**WHAT IS REQUIRED**
Reproduce the entries below in full, word for word.

**SUPPLIED MATERIAL**
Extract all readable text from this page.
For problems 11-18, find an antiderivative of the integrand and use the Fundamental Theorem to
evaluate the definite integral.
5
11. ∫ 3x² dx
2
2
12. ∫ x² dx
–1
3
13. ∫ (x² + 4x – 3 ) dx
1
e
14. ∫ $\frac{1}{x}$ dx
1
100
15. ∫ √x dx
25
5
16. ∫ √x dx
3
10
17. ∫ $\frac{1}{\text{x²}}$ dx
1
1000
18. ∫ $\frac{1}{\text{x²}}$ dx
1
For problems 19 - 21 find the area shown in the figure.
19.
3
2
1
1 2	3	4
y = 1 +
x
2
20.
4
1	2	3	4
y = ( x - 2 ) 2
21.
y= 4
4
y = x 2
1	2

**WORKED SOLUTION**
Extract all readable text from this page.
For problems 11-18, find an antiderivative of the integrand and use the Fundamental Theorem to
evaluate the definite integral.
5
11. ∫ 3x² dx
2
2
12. ∫ x² dx
–1
3
13. ∫ (x² + 4x – 3 ) dx
1
e
14. ∫ $\frac{1}{x}$ dx
1
100
15. ∫ √x dx
25
5
16. ∫ √x dx
3
10
17. ∫ $\frac{1}{\text{x²}}$ dx
1
1000
18. ∫ $\frac{1}{\text{x²}}$ dx
1
For problems 19 - 21 find the area shown in the figure.
19.
3
2
1
1 2	3	4
y = 1 +
x
2
20.
4
1	2	3	4
y = ( x - 2 ) 2
21.
y= 4
4
y = x 2
1	2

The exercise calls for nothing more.